— QUOTED PASSAGE —
<<<<

I'm telling the truth. Trust me.

Why is this important? When these items are trusted, SQL can make some assumptions about the data in the tables and can use those assumptions to create more efficient query plans. If, however, the constraints are not trusted, SQL can't make any assumptions and must construct a query plan that may be more computationally intensive.

Before I get started, let me first explain what an untrusted foreign key or constraint is. (From here on, I'll use the term constraint to include both constraints and foreign keys.) When you define a constraint on a table, you are telling SQL Server to only allow certain data in certain columns. In the case of a foreign key, you are telling SQL Server that the value in a column in Table A must exist in Table B as a primary key. If you try to enter a value that is not in Table B, the insert will fail.

>>>>

— STATED PROBLEM A —
According to the passage on trusted constraints, what happens if you try to enter a value that is not in Table B?

Dataset excerpt
<<<<

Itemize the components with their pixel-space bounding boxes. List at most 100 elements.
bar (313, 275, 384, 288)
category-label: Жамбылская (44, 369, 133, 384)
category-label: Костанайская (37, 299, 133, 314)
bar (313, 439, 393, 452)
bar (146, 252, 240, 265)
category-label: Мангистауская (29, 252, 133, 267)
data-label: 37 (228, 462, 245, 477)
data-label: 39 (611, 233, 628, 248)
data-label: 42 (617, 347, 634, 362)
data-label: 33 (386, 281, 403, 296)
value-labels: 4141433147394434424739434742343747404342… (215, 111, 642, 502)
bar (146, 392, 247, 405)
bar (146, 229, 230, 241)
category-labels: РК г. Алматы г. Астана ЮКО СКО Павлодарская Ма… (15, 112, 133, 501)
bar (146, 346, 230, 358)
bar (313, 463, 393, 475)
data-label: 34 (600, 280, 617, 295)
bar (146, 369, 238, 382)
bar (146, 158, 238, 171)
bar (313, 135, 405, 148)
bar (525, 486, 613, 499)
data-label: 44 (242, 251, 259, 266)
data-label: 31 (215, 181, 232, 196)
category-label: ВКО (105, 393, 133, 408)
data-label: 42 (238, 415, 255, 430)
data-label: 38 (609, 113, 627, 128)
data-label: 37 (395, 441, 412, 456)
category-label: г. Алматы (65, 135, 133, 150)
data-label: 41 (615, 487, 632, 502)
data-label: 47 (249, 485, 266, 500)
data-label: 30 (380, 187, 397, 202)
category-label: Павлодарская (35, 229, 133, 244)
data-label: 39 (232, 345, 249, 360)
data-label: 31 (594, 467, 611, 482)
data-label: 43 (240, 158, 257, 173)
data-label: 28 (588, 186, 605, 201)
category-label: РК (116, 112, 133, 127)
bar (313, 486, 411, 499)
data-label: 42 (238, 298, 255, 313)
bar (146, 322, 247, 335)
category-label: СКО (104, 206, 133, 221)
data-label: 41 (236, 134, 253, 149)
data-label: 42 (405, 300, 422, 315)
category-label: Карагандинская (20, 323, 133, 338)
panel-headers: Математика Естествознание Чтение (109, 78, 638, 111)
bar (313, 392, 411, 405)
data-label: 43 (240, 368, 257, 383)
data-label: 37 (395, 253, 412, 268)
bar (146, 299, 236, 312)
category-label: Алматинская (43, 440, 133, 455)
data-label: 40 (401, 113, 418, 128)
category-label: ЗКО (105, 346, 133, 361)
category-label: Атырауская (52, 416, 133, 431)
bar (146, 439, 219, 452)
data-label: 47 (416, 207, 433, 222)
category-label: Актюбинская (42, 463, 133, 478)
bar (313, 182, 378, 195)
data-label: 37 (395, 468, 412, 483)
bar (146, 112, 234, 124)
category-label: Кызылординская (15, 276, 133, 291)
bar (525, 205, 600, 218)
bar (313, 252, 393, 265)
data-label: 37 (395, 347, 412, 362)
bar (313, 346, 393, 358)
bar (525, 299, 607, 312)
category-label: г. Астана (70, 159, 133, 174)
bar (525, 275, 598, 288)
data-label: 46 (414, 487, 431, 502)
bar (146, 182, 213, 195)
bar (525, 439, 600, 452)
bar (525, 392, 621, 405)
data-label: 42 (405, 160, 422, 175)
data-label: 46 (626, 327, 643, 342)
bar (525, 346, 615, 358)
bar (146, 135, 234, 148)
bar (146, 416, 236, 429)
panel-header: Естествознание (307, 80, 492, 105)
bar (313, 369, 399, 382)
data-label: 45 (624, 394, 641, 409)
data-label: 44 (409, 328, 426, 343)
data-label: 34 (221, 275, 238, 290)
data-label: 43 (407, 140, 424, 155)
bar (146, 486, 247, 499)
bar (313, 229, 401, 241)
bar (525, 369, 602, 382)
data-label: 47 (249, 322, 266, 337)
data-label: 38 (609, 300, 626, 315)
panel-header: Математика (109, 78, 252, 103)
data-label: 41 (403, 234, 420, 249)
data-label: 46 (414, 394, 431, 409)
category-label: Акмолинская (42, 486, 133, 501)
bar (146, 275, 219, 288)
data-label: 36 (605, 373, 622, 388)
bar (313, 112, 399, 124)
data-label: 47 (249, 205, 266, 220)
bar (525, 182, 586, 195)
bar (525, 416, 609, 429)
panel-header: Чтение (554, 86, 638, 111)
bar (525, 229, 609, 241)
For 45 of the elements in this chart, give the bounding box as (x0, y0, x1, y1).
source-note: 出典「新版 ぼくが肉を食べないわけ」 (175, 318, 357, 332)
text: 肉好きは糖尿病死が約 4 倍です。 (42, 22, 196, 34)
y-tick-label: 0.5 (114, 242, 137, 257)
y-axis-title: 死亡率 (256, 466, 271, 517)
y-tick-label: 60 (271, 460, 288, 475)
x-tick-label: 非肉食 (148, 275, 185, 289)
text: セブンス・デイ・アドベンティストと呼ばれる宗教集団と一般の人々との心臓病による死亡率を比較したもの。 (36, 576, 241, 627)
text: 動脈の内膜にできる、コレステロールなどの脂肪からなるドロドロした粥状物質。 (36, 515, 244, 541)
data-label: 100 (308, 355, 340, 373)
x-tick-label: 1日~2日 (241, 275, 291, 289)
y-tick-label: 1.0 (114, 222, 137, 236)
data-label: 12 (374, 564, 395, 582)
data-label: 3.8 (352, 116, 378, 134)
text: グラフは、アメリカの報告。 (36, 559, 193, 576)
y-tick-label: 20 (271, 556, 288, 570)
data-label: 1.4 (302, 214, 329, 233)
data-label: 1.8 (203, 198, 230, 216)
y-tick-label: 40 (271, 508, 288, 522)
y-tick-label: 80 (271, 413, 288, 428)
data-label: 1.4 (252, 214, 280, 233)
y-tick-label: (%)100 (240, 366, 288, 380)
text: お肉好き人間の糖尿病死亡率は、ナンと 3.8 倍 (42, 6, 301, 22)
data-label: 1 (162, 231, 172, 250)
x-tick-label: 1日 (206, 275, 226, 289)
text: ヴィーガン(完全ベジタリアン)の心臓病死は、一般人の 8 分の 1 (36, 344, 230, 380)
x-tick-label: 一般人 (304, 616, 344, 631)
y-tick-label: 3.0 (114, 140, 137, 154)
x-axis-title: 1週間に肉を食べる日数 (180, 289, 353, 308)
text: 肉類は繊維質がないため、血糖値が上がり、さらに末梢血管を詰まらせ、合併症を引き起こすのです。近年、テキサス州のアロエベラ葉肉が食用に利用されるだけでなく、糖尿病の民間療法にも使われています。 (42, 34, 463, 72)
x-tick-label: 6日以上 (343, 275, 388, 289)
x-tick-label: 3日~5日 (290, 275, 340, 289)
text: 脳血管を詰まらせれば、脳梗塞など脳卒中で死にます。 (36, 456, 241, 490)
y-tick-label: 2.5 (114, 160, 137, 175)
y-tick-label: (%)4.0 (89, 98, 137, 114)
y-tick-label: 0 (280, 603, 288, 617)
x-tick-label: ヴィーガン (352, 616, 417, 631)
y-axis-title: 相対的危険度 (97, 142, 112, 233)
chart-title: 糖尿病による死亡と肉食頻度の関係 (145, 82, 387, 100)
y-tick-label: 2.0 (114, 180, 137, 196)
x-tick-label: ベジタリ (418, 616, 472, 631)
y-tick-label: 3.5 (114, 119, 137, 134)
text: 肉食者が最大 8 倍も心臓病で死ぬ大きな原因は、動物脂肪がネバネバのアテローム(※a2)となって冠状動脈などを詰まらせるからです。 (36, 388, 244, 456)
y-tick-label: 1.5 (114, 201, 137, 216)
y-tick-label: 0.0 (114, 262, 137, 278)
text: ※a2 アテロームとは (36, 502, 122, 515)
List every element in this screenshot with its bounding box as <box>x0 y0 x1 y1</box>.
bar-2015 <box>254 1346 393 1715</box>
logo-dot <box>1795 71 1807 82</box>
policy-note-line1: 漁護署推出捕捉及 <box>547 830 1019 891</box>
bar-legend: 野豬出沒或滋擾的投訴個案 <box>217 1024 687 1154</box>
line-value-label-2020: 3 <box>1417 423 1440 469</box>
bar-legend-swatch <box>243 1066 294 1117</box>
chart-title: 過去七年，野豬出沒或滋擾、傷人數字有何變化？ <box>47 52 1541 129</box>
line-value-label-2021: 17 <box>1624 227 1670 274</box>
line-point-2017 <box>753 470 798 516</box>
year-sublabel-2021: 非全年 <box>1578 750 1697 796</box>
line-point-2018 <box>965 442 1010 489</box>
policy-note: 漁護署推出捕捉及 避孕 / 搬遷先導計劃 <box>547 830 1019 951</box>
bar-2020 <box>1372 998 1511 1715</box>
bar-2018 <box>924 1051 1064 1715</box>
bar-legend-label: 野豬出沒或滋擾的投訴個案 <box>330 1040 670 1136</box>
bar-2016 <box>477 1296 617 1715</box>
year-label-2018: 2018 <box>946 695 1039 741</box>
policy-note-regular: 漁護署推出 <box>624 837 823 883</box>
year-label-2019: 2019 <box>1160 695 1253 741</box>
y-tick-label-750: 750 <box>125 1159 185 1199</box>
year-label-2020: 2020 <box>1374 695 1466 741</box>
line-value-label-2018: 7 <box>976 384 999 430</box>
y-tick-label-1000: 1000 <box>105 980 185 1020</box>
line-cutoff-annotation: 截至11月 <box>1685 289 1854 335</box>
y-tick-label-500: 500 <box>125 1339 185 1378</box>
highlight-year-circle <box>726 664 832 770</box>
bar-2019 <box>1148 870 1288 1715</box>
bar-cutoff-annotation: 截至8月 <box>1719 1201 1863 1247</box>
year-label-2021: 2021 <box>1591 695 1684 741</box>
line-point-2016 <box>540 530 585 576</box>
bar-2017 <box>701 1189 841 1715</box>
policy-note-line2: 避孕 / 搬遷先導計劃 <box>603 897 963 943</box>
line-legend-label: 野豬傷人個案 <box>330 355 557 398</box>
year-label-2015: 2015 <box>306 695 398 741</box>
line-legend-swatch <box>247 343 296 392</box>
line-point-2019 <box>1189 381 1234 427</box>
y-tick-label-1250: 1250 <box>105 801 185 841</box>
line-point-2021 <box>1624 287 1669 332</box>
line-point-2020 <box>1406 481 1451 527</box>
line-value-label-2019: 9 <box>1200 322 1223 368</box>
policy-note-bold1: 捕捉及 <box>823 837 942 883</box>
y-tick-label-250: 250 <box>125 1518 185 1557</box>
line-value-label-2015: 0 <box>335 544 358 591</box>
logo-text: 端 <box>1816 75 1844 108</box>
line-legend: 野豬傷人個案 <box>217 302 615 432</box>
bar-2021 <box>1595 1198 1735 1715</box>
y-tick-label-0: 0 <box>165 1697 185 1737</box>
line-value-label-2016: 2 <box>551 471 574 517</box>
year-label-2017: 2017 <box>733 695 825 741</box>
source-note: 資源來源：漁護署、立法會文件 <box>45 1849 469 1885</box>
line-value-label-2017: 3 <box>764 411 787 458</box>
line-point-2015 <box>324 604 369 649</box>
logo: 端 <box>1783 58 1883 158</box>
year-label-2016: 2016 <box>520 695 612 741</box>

>>>>

— STATED PROBLEM B —
Swap "category-label" for "row-label" in the records, covering the stretch from the first line of the records through the line containing "data-label: 37 (228, 462, 245, 477)". Give back only those lines, with everything else unchanged.

— TASK RESULT A —
The insert will fail.

— TASK RESULT B —
Itemize the components with their pixel-space bounding boxes. List at most 100 elements.
bar (313, 275, 384, 288)
row-label: Жамбылская (44, 369, 133, 384)
row-label: Костанайская (37, 299, 133, 314)
bar (313, 439, 393, 452)
bar (146, 252, 240, 265)
row-label: Мангистауская (29, 252, 133, 267)
data-label: 37 (228, 462, 245, 477)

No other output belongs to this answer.